• _WHAT YOU ARE ASKED TO DO_
Write the records out again, keeping each line exactly as it is.

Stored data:
----------
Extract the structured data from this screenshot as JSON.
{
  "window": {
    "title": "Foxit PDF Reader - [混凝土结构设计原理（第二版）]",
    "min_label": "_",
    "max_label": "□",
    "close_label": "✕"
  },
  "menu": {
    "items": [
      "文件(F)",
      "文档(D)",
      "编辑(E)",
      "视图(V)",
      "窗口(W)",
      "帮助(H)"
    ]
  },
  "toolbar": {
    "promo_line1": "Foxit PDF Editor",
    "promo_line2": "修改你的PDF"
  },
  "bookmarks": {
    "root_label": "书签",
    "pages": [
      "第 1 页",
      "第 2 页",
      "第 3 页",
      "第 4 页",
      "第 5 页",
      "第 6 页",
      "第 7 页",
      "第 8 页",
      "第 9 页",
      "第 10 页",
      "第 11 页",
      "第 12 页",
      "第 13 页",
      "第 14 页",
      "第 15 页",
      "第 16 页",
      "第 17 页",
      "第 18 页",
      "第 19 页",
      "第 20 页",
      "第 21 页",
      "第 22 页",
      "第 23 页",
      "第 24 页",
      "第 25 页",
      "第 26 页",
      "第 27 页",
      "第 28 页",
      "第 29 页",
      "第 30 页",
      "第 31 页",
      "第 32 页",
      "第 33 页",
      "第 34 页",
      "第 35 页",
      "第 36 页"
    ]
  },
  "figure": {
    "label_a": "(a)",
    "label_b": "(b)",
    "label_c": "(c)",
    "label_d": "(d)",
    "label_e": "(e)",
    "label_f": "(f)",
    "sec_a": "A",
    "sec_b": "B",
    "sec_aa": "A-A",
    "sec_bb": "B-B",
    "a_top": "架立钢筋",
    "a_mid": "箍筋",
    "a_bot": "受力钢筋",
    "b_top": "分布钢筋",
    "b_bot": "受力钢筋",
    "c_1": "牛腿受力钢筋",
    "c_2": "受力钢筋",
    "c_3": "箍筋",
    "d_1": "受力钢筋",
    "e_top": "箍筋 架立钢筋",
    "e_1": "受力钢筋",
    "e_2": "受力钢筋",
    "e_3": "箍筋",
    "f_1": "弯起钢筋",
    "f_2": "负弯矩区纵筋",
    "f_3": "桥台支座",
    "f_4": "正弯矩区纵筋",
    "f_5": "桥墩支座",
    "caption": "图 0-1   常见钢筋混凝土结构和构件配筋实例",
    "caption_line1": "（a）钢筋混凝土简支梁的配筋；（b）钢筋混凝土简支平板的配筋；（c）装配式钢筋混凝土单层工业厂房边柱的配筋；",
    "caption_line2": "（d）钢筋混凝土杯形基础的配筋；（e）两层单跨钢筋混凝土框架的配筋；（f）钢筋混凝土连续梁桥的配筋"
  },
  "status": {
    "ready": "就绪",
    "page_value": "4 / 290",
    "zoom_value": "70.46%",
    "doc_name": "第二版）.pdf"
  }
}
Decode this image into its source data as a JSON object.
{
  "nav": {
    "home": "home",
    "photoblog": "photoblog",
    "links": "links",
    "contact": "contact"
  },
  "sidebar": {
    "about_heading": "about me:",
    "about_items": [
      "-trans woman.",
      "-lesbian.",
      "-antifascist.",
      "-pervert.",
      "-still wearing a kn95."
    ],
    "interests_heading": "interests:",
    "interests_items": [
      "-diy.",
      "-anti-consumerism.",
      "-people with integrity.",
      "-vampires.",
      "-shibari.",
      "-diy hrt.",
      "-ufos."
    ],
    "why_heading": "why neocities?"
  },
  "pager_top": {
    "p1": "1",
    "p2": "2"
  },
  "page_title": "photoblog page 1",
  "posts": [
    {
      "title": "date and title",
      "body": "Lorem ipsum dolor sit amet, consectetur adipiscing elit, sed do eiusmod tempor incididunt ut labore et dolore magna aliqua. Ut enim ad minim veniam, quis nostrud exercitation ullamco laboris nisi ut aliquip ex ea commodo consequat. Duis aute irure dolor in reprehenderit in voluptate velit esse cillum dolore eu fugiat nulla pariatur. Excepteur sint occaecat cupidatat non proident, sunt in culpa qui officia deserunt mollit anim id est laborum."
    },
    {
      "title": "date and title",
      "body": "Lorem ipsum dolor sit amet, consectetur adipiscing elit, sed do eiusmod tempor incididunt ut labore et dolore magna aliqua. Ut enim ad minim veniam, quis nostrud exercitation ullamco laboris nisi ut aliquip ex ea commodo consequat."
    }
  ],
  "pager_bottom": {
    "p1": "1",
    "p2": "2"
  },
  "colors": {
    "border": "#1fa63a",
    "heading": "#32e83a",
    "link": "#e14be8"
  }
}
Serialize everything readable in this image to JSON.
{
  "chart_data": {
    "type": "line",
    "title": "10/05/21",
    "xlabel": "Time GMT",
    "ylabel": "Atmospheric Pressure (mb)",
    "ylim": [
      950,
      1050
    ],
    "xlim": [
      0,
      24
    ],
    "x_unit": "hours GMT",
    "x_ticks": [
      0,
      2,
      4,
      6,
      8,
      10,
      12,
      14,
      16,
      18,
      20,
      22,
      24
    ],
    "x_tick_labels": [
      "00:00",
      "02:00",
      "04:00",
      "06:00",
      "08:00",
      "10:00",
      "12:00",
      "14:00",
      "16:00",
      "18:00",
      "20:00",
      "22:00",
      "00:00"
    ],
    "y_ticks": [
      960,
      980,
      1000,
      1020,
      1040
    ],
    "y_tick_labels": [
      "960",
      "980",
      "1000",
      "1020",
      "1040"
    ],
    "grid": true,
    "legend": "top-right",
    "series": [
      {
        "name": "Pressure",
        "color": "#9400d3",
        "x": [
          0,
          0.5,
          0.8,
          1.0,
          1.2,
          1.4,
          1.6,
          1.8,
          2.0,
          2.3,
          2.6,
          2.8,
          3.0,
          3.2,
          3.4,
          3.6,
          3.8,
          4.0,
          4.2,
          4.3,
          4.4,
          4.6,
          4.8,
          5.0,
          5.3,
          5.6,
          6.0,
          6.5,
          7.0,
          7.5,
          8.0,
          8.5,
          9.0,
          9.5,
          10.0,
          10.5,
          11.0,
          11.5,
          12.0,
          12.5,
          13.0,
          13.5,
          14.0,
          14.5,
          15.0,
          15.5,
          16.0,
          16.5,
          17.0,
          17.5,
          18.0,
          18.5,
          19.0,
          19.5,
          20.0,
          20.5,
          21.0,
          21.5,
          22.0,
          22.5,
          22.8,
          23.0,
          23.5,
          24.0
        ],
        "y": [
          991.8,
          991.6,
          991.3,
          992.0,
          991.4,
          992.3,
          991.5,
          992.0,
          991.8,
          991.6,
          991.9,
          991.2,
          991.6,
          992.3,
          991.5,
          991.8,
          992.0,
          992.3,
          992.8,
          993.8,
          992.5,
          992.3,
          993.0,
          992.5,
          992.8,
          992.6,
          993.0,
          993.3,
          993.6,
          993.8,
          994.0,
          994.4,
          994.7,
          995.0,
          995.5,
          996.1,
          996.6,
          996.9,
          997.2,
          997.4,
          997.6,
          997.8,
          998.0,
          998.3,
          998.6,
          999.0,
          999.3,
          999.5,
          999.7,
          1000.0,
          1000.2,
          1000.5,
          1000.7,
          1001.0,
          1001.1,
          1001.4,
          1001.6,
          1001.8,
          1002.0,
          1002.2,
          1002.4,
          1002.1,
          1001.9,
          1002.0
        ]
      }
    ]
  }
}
----------
• _WRITTEN SOLUTION_
Extract the structured data from this screenshot as JSON.
{
  "window": {
    "title": "Foxit PDF Reader - [混凝土结构设计原理（第二版）]",
    "min_label": "_",
    "max_label": "□",
    "close_label": "✕"
  },
  "menu": {
    "items": [
      "文件(F)",
      "文档(D)",
      "编辑(E)",
      "视图(V)",
      "窗口(W)",
      "帮助(H)"
    ]
  },
  "toolbar": {
    "promo_line1": "Foxit PDF Editor",
    "promo_line2": "修改你的PDF"
  },
  "bookmarks": {
    "root_label": "书签",
    "pages": [
      "第 1 页",
      "第 2 页",
      "第 3 页",
      "第 4 页",
      "第 5 页",
      "第 6 页",
      "第 7 页",
      "第 8 页",
      "第 9 页",
      "第 10 页",
      "第 11 页",
      "第 12 页",
      "第 13 页",
      "第 14 页",
      "第 15 页",
      "第 16 页",
      "第 17 页",
      "第 18 页",
      "第 19 页",
      "第 20 页",
      "第 21 页",
      "第 22 页",
      "第 23 页",
      "第 24 页",
      "第 25 页",
      "第 26 页",
      "第 27 页",
      "第 28 页",
      "第 29 页",
      "第 30 页",
      "第 31 页",
      "第 32 页",
      "第 33 页",
      "第 34 页",
      "第 35 页",
      "第 36 页"
    ]
  },
  "figure": {
    "label_a": "(a)",
    "label_b": "(b)",
    "label_c": "(c)",
    "label_d": "(d)",
    "label_e": "(e)",
    "label_f": "(f)",
    "sec_a": "A",
    "sec_b": "B",
    "sec_aa": "A-A",
    "sec_bb": "B-B",
    "a_top": "架立钢筋",
    "a_mid": "箍筋",
    "a_bot": "受力钢筋",
    "b_top": "分布钢筋",
    "b_bot": "受力钢筋",
    "c_1": "牛腿受力钢筋",
    "c_2": "受力钢筋",
    "c_3": "箍筋",
    "d_1": "受力钢筋",
    "e_top": "箍筋 架立钢筋",
    "e_1": "受力钢筋",
    "e_2": "受力钢筋",
    "e_3": "箍筋",
    "f_1": "弯起钢筋",
    "f_2": "负弯矩区纵筋",
    "f_3": "桥台支座",
    "f_4": "正弯矩区纵筋",
    "f_5": "桥墩支座",
    "caption": "图 0-1   常见钢筋混凝土结构和构件配筋实例",
    "caption_line1": "（a）钢筋混凝土简支梁的配筋；（b）钢筋混凝土简支平板的配筋；（c）装配式钢筋混凝土单层工业厂房边柱的配筋；",
    "caption_line2": "（d）钢筋混凝土杯形基础的配筋；（e）两层单跨钢筋混凝土框架的配筋；（f）钢筋混凝土连续梁桥的配筋"
  },
  "status": {
    "ready": "就绪",
    "page_value": "4 / 290",
    "zoom_value": "70.46%",
    "doc_name": "第二版）.pdf"
  }
}
Decode this image into its source data as a JSON object.
{
  "nav": {
    "home": "home",
    "photoblog": "photoblog",
    "links": "links",
    "contact": "contact"
  },
  "sidebar": {
    "about_heading": "about me:",
    "about_items": [
      "-trans woman.",
      "-lesbian.",
      "-antifascist.",
      "-pervert.",
      "-still wearing a kn95."
    ],
    "interests_heading": "interests:",
    "interests_items": [
      "-diy.",
      "-anti-consumerism.",
      "-people with integrity.",
      "-vampires.",
      "-shibari.",
      "-diy hrt.",
      "-ufos."
    ],
    "why_heading": "why neocities?"
  },
  "pager_top": {
    "p1": "1",
    "p2": "2"
  },
  "page_title": "photoblog page 1",
  "posts": [
    {
      "title": "date and title",
      "body": "Lorem ipsum dolor sit amet, consectetur adipiscing elit, sed do eiusmod tempor incididunt ut labore et dolore magna aliqua. Ut enim ad minim veniam, quis nostrud exercitation ullamco laboris nisi ut aliquip ex ea commodo consequat. Duis aute irure dolor in reprehenderit in voluptate velit esse cillum dolore eu fugiat nulla pariatur. Excepteur sint occaecat cupidatat non proident, sunt in culpa qui officia deserunt mollit anim id est laborum."
    },
    {
      "title": "date and title",
      "body": "Lorem ipsum dolor sit amet, consectetur adipiscing elit, sed do eiusmod tempor incididunt ut labore et dolore magna aliqua. Ut enim ad minim veniam, quis nostrud exercitation ullamco laboris nisi ut aliquip ex ea commodo consequat."
    }
  ],
  "pager_bottom": {
    "p1": "1",
    "p2": "2"
  },
  "colors": {
    "border": "#1fa63a",
    "heading": "#32e83a",
    "link": "#e14be8"
  }
}
Serialize everything readable in this image to JSON.
{
  "chart_data": {
    "type": "line",
    "title": "10/05/21",
    "xlabel": "Time GMT",
    "ylabel": "Atmospheric Pressure (mb)",
    "ylim": [
      950,
      1050
    ],
    "xlim": [
      0,
      24
    ],
    "x_unit": "hours GMT",
    "x_ticks": [
      0,
      2,
      4,
      6,
      8,
      10,
      12,
      14,
      16,
      18,
      20,
      22,
      24
    ],
    "x_tick_labels": [
      "00:00",
      "02:00",
      "04:00",
      "06:00",
      "08:00",
      "10:00",
      "12:00",
      "14:00",
      "16:00",
      "18:00",
      "20:00",
      "22:00",
      "00:00"
    ],
    "y_ticks": [
      960,
      980,
      1000,
      1020,
      1040
    ],
    "y_tick_labels": [
      "960",
      "980",
      "1000",
      "1020",
      "1040"
    ],
    "grid": true,
    "legend": "top-right",
    "series": [
      {
        "name": "Pressure",
        "color": "#9400d3",
        "x": [
          0,
          0.5,
          0.8,
          1.0,
          1.2,
          1.4,
          1.6,
          1.8,
          2.0,
          2.3,
          2.6,
          2.8,
          3.0,
          3.2,
          3.4,
          3.6,
          3.8,
          4.0,
          4.2,
          4.3,
          4.4,
          4.6,
          4.8,
          5.0,
          5.3,
          5.6,
          6.0,
          6.5,
          7.0,
          7.5,
          8.0,
          8.5,
          9.0,
          9.5,
          10.0,
          10.5,
          11.0,
          11.5,
          12.0,
          12.5,
          13.0,
          13.5,
          14.0,
          14.5,
          15.0,
          15.5,
          16.0,
          16.5,
          17.0,
          17.5,
          18.0,
          18.5,
          19.0,
          19.5,
          20.0,
          20.5,
          21.0,
          21.5,
          22.0,
          22.5,
          22.8,
          23.0,
          23.5,
          24.0
        ],
        "y": [
          991.8,
          991.6,
          991.3,
          992.0,
          991.4,
          992.3,
          991.5,
          992.0,
          991.8,
          991.6,
          991.9,
          991.2,
          991.6,
          992.3,
          991.5,
          991.8,
          992.0,
          992.3,
          992.8,
          993.8,
          992.5,
          992.3,
          993.0,
          992.5,
          992.8,
          992.6,
          993.0,
          993.3,
          993.6,
          993.8,
          994.0,
          994.4,
          994.7,
          995.0,
          995.5,
          996.1,
          996.6,
          996.9,
          997.2,
          997.4,
          997.6,
          997.8,
          998.0,
          998.3,
          998.6,
          999.0,
          999.3,
          999.5,
          999.7,
          1000.0,
          1000.2,
          1000.5,
          1000.7,
          1001.0,
          1001.1,
          1001.4,
          1001.6,
          1001.8,
          1002.0,
          1002.2,
          1002.4,
          1002.1,
          1001.9,
          1002.0
        ]
      }
    ]
  }
}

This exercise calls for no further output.